Stored data entries:
>> Start

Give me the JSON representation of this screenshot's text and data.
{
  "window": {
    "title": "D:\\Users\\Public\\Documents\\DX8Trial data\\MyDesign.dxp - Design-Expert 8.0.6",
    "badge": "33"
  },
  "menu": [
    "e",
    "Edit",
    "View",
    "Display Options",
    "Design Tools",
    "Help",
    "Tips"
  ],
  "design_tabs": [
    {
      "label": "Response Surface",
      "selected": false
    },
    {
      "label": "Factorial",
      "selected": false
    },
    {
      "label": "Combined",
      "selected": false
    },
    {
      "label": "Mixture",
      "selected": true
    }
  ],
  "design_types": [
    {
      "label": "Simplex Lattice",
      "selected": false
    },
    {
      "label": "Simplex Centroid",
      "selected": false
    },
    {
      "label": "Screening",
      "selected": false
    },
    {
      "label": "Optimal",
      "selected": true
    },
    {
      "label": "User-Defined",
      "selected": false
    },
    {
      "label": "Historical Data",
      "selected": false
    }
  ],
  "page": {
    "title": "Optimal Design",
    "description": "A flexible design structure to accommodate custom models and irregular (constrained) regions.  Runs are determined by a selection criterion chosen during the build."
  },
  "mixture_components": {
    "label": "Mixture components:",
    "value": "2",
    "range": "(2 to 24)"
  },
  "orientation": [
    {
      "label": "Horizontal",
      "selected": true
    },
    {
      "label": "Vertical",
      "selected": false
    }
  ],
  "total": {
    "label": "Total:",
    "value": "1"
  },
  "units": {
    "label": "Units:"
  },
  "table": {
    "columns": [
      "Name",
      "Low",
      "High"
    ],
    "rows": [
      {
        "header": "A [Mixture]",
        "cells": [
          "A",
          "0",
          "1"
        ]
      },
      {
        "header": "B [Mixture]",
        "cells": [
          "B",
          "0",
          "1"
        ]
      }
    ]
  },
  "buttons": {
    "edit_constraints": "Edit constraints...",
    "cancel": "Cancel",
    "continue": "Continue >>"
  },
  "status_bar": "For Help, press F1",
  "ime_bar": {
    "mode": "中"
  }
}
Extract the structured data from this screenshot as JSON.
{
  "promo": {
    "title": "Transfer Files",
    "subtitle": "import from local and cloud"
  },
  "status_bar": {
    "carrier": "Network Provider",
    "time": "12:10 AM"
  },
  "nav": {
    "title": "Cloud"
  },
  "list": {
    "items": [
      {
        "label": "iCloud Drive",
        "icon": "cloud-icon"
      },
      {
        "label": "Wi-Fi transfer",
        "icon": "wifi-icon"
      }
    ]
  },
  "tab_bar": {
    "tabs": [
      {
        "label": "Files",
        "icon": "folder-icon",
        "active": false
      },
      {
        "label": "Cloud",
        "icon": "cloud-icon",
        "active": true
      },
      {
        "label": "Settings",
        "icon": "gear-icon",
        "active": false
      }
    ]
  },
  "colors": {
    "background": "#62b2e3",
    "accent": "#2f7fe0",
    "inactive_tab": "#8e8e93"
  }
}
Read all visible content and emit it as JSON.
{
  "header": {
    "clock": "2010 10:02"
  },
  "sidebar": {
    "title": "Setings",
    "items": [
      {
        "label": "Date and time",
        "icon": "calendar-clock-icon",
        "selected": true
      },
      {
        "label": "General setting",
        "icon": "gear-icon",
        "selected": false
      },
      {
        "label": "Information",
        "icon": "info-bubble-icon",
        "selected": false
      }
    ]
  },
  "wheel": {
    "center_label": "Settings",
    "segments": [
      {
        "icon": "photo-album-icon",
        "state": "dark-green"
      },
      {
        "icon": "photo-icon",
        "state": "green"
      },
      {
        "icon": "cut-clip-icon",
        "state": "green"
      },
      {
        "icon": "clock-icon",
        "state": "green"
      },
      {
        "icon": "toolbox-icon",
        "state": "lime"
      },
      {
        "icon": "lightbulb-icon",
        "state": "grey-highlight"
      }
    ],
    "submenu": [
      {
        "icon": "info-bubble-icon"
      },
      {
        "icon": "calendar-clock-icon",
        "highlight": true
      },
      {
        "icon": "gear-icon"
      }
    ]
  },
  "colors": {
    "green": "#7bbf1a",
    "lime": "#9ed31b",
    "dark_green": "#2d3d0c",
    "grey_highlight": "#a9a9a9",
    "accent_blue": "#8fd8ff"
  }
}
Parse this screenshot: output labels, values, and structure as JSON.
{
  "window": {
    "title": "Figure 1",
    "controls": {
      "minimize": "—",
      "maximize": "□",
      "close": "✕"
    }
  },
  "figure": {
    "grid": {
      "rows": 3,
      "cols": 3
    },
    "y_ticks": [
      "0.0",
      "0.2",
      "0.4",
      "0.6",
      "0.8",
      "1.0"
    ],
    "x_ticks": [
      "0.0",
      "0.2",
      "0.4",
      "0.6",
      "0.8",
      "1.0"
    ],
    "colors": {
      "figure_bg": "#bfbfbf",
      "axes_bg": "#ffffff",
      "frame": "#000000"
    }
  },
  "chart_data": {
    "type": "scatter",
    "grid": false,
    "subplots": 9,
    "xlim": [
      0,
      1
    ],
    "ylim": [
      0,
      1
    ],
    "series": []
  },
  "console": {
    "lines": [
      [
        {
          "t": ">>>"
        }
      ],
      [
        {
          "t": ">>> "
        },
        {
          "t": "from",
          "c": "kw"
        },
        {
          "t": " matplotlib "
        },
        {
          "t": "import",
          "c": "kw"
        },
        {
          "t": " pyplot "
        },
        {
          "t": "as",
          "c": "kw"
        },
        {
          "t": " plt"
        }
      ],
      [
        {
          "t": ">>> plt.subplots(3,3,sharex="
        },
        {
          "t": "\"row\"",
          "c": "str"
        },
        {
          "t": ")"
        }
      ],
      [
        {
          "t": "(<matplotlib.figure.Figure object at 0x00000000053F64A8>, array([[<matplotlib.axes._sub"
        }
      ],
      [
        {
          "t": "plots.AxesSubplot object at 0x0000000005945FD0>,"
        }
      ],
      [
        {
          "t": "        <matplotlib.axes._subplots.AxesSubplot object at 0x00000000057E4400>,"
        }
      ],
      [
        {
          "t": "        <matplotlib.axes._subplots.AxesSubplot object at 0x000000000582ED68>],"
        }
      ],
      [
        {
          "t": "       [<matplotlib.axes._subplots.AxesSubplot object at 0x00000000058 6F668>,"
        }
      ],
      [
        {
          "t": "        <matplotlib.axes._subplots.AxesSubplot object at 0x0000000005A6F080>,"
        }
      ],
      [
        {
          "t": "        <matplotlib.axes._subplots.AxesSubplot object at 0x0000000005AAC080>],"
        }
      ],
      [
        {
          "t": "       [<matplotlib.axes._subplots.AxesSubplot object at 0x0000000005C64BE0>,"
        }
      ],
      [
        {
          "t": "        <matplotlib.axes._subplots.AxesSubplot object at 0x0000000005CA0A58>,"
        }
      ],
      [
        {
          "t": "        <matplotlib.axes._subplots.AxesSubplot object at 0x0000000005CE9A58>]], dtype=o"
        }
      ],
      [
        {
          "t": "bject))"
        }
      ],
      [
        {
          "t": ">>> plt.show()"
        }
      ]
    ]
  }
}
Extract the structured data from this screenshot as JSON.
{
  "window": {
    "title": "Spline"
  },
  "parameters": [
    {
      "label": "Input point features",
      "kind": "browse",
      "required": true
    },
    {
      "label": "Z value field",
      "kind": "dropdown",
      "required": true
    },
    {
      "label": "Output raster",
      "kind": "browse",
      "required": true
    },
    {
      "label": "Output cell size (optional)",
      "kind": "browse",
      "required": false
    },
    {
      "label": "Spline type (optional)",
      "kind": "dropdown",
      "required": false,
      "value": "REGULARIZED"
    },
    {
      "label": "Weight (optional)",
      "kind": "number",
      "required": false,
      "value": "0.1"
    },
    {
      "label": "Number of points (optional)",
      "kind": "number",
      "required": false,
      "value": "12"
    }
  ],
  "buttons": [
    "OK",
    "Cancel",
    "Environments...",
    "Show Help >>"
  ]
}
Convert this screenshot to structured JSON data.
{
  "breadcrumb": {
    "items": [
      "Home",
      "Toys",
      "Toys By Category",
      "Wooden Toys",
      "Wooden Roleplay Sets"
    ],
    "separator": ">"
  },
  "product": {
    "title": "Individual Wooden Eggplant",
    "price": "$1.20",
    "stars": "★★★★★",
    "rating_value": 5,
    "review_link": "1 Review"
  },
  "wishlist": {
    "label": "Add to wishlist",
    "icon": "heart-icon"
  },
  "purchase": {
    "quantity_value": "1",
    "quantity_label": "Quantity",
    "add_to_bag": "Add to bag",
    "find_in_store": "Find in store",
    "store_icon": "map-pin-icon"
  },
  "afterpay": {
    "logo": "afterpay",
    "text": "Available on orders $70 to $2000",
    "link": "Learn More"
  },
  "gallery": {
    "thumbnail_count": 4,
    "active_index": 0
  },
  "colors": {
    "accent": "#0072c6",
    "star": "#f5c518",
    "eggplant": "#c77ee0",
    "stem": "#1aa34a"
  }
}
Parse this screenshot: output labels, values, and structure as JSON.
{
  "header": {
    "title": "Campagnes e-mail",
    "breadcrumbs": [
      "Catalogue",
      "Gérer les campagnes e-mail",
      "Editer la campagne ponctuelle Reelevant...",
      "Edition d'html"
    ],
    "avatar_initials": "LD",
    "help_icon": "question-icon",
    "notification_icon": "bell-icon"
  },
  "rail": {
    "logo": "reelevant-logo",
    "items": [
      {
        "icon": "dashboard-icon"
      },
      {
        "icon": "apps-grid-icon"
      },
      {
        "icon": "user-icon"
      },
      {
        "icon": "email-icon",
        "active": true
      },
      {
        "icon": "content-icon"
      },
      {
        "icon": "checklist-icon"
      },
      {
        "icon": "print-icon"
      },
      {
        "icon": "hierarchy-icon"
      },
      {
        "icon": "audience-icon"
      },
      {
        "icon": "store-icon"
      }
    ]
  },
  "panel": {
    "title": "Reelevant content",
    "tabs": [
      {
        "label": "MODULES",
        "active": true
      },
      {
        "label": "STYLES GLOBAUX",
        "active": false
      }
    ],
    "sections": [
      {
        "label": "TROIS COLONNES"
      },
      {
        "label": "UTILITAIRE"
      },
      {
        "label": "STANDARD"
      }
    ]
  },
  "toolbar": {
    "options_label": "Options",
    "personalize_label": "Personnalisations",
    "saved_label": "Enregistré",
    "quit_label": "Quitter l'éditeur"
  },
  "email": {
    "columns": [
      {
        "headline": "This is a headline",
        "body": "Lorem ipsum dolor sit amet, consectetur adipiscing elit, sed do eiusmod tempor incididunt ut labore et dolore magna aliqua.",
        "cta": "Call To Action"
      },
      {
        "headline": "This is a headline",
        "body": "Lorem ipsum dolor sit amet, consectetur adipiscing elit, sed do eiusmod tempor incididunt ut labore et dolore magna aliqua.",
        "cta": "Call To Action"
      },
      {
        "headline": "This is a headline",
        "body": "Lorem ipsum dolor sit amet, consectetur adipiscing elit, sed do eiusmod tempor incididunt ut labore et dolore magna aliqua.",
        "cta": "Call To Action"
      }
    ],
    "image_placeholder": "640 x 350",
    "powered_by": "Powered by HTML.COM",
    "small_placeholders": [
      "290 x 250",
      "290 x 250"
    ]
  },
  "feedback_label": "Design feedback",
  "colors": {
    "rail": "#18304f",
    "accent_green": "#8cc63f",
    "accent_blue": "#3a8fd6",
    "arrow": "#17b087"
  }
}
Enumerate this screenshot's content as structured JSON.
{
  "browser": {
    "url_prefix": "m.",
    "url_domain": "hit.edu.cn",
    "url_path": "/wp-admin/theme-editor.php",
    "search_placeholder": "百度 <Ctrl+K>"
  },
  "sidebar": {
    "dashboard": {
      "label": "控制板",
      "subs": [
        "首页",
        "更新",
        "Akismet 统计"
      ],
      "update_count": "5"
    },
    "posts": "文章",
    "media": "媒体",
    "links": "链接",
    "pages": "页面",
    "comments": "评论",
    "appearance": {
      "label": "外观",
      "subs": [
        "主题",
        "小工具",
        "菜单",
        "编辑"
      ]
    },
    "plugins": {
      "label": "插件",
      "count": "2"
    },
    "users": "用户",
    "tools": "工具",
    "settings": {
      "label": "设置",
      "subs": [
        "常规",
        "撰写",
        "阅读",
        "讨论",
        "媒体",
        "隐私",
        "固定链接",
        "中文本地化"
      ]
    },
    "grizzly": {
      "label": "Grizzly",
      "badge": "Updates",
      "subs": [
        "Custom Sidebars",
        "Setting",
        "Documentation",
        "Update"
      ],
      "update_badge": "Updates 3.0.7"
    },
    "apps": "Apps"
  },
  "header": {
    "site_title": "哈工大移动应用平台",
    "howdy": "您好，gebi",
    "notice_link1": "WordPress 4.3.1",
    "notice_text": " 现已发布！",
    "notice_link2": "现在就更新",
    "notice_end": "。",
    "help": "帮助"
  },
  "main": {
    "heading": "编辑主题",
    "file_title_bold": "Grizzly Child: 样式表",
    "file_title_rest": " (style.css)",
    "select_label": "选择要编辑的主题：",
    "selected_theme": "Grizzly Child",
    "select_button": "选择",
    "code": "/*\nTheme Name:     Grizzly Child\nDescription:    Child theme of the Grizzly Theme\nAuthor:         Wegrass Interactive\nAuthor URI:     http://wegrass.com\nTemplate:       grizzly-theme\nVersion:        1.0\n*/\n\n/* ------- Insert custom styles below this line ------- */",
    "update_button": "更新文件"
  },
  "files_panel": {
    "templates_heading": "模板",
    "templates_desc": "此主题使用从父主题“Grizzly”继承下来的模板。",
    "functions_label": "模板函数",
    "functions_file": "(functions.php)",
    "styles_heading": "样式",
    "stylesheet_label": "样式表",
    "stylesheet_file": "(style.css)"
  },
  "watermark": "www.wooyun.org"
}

>> End

Report only the number of lines in the records that include the word "optional".

4